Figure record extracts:
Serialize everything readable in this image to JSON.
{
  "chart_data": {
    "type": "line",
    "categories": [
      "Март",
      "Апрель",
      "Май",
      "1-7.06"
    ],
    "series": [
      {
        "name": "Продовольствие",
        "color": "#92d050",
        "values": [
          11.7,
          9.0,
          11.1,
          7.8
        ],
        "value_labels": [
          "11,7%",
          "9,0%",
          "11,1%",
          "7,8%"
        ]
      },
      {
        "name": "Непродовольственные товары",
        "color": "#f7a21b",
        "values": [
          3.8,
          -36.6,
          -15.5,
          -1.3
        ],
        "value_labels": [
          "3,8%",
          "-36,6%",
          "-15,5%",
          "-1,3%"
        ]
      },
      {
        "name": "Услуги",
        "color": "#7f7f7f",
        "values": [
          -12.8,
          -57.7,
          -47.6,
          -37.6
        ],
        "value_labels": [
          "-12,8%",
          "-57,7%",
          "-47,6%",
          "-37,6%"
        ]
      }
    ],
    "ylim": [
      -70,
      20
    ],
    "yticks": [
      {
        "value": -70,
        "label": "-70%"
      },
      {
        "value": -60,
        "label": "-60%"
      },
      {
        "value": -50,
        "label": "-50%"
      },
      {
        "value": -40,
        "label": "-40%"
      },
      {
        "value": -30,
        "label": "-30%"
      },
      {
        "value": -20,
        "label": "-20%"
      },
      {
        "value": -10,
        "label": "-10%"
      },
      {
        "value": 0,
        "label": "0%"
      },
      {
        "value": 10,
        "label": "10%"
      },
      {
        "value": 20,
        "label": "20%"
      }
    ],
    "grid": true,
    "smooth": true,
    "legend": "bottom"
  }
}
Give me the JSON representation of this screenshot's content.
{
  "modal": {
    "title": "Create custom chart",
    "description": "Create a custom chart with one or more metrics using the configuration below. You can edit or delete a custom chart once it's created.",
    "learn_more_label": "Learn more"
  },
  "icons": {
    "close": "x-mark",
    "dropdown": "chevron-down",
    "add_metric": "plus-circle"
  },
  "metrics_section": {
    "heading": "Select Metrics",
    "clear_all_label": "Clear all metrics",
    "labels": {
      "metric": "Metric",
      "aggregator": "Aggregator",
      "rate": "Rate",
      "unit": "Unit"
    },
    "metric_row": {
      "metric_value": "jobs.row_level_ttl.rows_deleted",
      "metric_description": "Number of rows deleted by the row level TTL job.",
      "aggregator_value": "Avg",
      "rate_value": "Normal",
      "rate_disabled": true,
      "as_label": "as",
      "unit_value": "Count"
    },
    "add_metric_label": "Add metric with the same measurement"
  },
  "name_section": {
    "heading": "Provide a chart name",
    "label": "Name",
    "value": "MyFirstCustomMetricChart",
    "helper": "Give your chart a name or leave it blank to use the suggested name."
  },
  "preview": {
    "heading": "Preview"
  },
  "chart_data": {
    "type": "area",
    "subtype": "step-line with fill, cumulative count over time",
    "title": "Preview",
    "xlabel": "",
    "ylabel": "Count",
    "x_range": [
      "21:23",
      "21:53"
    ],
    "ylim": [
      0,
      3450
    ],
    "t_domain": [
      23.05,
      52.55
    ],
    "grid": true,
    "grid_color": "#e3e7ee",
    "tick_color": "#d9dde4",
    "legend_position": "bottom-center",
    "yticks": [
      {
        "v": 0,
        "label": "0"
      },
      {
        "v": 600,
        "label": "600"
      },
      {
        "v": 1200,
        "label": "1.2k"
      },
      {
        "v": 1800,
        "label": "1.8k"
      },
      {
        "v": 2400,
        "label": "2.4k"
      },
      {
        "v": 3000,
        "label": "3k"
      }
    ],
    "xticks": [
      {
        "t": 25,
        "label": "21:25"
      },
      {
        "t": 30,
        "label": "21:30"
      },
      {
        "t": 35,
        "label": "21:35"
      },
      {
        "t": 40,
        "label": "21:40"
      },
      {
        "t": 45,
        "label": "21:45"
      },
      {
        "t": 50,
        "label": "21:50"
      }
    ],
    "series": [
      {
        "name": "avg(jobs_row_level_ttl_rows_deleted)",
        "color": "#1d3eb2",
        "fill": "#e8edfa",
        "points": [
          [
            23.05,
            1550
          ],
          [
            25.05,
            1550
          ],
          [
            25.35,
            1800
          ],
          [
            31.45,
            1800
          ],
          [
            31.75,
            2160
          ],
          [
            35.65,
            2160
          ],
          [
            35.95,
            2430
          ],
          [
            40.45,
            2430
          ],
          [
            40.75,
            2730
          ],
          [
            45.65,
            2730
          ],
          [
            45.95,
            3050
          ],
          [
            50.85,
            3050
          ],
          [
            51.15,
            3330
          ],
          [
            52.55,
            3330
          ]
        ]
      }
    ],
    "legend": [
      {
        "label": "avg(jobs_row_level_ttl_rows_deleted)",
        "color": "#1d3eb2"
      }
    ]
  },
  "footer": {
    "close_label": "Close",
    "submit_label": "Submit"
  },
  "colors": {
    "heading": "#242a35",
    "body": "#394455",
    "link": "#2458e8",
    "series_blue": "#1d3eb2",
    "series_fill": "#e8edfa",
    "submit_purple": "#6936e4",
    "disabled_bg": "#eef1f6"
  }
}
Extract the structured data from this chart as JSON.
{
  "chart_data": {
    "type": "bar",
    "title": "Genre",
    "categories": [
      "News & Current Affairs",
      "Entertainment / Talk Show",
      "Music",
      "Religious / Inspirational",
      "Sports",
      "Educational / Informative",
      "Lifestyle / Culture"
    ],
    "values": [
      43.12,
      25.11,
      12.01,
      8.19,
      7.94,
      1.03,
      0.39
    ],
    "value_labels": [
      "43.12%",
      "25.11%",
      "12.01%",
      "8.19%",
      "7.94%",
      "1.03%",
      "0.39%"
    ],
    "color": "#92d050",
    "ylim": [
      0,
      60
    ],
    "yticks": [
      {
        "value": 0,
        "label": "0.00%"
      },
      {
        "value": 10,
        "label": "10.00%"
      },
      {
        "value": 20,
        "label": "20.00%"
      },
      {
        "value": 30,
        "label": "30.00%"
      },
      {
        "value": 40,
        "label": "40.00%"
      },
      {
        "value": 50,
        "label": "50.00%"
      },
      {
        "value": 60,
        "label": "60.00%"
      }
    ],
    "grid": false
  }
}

Aim of the exercise:
Reproduce the material above, every line of it, exactly.

In response:
Serialize everything readable in this image to JSON.
{
  "chart_data": {
    "type": "line",
    "categories": [
      "Март",
      "Апрель",
      "Май",
      "1-7.06"
    ],
    "series": [
      {
        "name": "Продовольствие",
        "color": "#92d050",
        "values": [
          11.7,
          9.0,
          11.1,
          7.8
        ],
        "value_labels": [
          "11,7%",
          "9,0%",
          "11,1%",
          "7,8%"
        ]
      },
      {
        "name": "Непродовольственные товары",
        "color": "#f7a21b",
        "values": [
          3.8,
          -36.6,
          -15.5,
          -1.3
        ],
        "value_labels": [
          "3,8%",
          "-36,6%",
          "-15,5%",
          "-1,3%"
        ]
      },
      {
        "name": "Услуги",
        "color": "#7f7f7f",
        "values": [
          -12.8,
          -57.7,
          -47.6,
          -37.6
        ],
        "value_labels": [
          "-12,8%",
          "-57,7%",
          "-47,6%",
          "-37,6%"
        ]
      }
    ],
    "ylim": [
      -70,
      20
    ],
    "yticks": [
      {
        "value": -70,
        "label": "-70%"
      },
      {
        "value": -60,
        "label": "-60%"
      },
      {
        "value": -50,
        "label": "-50%"
      },
      {
        "value": -40,
        "label": "-40%"
      },
      {
        "value": -30,
        "label": "-30%"
      },
      {
        "value": -20,
        "label": "-20%"
      },
      {
        "value": -10,
        "label": "-10%"
      },
      {
        "value": 0,
        "label": "0%"
      },
      {
        "value": 10,
        "label": "10%"
      },
      {
        "value": 20,
        "label": "20%"
      }
    ],
    "grid": true,
    "smooth": true,
    "legend": "bottom"
  }
}
Give me the JSON representation of this screenshot's content.
{
  "modal": {
    "title": "Create custom chart",
    "description": "Create a custom chart with one or more metrics using the configuration below. You can edit or delete a custom chart once it's created.",
    "learn_more_label": "Learn more"
  },
  "icons": {
    "close": "x-mark",
    "dropdown": "chevron-down",
    "add_metric": "plus-circle"
  },
  "metrics_section": {
    "heading": "Select Metrics",
    "clear_all_label": "Clear all metrics",
    "labels": {
      "metric": "Metric",
      "aggregator": "Aggregator",
      "rate": "Rate",
      "unit": "Unit"
    },
    "metric_row": {
      "metric_value": "jobs.row_level_ttl.rows_deleted",
      "metric_description": "Number of rows deleted by the row level TTL job.",
      "aggregator_value": "Avg",
      "rate_value": "Normal",
      "rate_disabled": true,
      "as_label": "as",
      "unit_value": "Count"
    },
    "add_metric_label": "Add metric with the same measurement"
  },
  "name_section": {
    "heading": "Provide a chart name",
    "label": "Name",
    "value": "MyFirstCustomMetricChart",
    "helper": "Give your chart a name or leave it blank to use the suggested name."
  },
  "preview": {
    "heading": "Preview"
  },
  "chart_data": {
    "type": "area",
    "subtype": "step-line with fill, cumulative count over time",
    "title": "Preview",
    "xlabel": "",
    "ylabel": "Count",
    "x_range": [
      "21:23",
      "21:53"
    ],
    "ylim": [
      0,
      3450
    ],
    "t_domain": [
      23.05,
      52.55
    ],
    "grid": true,
    "grid_color": "#e3e7ee",
    "tick_color": "#d9dde4",
    "legend_position": "bottom-center",
    "yticks": [
      {
        "v": 0,
        "label": "0"
      },
      {
        "v": 600,
        "label": "600"
      },
      {
        "v": 1200,
        "label": "1.2k"
      },
      {
        "v": 1800,
        "label": "1.8k"
      },
      {
        "v": 2400,
        "label": "2.4k"
      },
      {
        "v": 3000,
        "label": "3k"
      }
    ],
    "xticks": [
      {
        "t": 25,
        "label": "21:25"
      },
      {
        "t": 30,
        "label": "21:30"
      },
      {
        "t": 35,
        "label": "21:35"
      },
      {
        "t": 40,
        "label": "21:40"
      },
      {
        "t": 45,
        "label": "21:45"
      },
      {
        "t": 50,
        "label": "21:50"
      }
    ],
    "series": [
      {
        "name": "avg(jobs_row_level_ttl_rows_deleted)",
        "color": "#1d3eb2",
        "fill": "#e8edfa",
        "points": [
          [
            23.05,
            1550
          ],
          [
            25.05,
            1550
          ],
          [
            25.35,
            1800
          ],
          [
            31.45,
            1800
          ],
          [
            31.75,
            2160
          ],
          [
            35.65,
            2160
          ],
          [
            35.95,
            2430
          ],
          [
            40.45,
            2430
          ],
          [
            40.75,
            2730
          ],
          [
            45.65,
            2730
          ],
          [
            45.95,
            3050
          ],
          [
            50.85,
            3050
          ],
          [
            51.15,
            3330
          ],
          [
            52.55,
            3330
          ]
        ]
      }
    ],
    "legend": [
      {
        "label": "avg(jobs_row_level_ttl_rows_deleted)",
        "color": "#1d3eb2"
      }
    ]
  },
  "footer": {
    "close_label": "Close",
    "submit_label": "Submit"
  },
  "colors": {
    "heading": "#242a35",
    "body": "#394455",
    "link": "#2458e8",
    "series_blue": "#1d3eb2",
    "series_fill": "#e8edfa",
    "submit_purple": "#6936e4",
    "disabled_bg": "#eef1f6"
  }
}
Extract the structured data from this chart as JSON.
{
  "chart_data": {
    "type": "bar",
    "title": "Genre",
    "categories": [
      "News & Current Affairs",
      "Entertainment / Talk Show",
      "Music",
      "Religious / Inspirational",
      "Sports",
      "Educational / Informative",
      "Lifestyle / Culture"
    ],
    "values": [
      43.12,
      25.11,
      12.01,
      8.19,
      7.94,
      1.03,
      0.39
    ],
    "value_labels": [
      "43.12%",
      "25.11%",
      "12.01%",
      "8.19%",
      "7.94%",
      "1.03%",
      "0.39%"
    ],
    "color": "#92d050",
    "ylim": [
      0,
      60
    ],
    "yticks": [
      {
        "value": 0,
        "label": "0.00%"
      },
      {
        "value": 10,
        "label": "10.00%"
      },
      {
        "value": 20,
        "label": "20.00%"
      },
      {
        "value": 30,
        "label": "30.00%"
      },
      {
        "value": 40,
        "label": "40.00%"
      },
      {
        "value": 50,
        "label": "50.00%"
      },
      {
        "value": 60,
        "label": "60.00%"
      }
    ],
    "grid": false
  }
}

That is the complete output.